◆ **DATA EXCERPTS**
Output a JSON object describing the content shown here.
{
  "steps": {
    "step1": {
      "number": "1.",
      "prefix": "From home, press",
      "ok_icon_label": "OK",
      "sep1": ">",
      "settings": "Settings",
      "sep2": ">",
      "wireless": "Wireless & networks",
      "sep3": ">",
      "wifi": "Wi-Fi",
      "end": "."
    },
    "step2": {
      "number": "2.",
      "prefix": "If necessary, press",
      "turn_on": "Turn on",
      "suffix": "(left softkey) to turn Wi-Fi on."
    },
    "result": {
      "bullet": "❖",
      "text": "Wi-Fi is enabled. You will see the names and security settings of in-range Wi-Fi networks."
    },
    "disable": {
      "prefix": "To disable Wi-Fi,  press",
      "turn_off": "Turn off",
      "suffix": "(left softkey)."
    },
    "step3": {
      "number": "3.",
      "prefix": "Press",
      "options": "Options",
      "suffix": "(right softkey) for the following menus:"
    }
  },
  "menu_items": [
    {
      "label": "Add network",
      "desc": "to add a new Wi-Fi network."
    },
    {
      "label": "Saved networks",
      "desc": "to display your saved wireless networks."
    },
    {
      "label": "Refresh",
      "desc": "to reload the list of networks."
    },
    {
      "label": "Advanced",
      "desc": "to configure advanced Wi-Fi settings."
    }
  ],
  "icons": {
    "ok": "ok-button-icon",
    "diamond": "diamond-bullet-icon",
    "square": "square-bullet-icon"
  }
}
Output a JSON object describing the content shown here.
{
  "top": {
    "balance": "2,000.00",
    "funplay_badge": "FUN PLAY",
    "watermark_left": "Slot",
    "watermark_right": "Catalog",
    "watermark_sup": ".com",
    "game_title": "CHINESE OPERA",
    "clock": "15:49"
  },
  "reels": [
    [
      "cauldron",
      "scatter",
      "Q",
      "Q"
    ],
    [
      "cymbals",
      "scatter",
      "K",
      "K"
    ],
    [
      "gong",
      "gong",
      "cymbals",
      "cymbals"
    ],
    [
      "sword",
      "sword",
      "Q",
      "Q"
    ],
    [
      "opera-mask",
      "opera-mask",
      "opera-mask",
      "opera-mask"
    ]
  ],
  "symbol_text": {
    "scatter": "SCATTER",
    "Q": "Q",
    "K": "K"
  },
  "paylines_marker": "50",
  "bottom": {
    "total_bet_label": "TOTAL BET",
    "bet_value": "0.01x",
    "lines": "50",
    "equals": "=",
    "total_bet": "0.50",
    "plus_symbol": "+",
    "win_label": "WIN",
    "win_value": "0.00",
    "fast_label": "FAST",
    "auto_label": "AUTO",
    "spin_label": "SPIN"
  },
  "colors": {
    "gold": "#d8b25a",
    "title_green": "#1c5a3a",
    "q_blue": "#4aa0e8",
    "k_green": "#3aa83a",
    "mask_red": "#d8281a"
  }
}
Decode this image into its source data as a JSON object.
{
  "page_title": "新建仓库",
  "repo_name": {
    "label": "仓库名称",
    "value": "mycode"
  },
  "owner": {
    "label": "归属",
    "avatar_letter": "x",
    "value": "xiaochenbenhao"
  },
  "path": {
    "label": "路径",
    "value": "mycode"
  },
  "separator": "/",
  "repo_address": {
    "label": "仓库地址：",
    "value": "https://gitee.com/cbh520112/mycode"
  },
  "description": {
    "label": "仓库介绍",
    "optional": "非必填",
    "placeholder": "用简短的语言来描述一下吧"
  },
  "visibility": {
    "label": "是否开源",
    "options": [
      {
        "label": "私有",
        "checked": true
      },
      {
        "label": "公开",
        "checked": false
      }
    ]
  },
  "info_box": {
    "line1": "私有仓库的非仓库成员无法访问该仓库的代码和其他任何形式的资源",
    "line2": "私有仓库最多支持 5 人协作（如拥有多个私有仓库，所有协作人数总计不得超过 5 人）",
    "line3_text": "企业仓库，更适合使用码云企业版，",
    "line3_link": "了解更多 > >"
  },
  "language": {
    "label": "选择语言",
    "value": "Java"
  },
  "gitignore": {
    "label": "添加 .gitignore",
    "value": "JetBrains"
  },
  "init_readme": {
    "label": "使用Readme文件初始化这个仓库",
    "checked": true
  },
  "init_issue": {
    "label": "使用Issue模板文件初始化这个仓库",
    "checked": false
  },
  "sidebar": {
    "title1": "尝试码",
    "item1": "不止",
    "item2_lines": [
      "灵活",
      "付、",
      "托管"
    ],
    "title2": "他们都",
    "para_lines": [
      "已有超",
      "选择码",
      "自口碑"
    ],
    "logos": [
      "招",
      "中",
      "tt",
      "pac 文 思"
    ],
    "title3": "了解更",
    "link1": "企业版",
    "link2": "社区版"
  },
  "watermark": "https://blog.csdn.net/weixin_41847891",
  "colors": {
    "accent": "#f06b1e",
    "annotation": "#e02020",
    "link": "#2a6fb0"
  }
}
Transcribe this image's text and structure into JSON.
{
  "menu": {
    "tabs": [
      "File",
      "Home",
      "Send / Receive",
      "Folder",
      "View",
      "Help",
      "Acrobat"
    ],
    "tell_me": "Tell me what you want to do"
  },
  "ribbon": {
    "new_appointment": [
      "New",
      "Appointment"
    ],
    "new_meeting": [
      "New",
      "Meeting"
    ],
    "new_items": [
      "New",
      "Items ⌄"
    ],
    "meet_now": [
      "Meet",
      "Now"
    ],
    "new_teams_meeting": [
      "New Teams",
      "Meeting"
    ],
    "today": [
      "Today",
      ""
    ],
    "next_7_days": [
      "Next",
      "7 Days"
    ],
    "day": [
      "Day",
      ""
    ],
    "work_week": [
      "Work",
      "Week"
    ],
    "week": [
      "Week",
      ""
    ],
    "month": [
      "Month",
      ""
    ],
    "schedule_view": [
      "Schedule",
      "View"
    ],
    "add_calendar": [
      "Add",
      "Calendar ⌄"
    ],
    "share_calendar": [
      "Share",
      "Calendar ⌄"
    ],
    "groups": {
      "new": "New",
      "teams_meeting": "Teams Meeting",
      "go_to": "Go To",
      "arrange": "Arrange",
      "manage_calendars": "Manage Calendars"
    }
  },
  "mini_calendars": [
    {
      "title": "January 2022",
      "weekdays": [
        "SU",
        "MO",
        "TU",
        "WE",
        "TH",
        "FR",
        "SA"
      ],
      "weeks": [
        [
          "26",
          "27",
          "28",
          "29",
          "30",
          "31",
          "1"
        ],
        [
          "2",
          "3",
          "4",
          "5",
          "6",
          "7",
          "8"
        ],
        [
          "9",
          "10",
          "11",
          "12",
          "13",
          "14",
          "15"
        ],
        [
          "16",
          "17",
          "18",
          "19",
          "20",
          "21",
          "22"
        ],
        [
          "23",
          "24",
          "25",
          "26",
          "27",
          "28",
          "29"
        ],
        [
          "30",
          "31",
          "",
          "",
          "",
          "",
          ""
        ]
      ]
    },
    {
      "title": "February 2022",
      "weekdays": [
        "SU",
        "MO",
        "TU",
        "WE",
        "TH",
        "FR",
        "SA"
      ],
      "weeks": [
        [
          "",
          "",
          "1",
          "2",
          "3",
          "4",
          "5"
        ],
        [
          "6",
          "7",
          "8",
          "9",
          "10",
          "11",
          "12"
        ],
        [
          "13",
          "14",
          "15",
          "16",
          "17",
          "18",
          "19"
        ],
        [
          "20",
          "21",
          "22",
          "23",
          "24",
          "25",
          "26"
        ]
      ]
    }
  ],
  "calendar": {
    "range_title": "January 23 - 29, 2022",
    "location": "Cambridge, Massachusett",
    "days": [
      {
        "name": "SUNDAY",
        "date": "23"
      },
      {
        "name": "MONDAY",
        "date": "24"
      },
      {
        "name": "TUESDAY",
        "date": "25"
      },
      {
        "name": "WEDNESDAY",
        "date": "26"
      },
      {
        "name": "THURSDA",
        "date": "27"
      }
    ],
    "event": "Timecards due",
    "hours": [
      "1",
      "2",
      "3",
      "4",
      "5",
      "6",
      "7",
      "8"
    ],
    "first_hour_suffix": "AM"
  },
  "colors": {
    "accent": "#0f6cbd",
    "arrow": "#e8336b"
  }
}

◆ **WHAT YOU HAVE TO DO**
Respond with nothing but the number of lines in the entries that contain the string "https".

◆ **RESPONSE BELOW**
2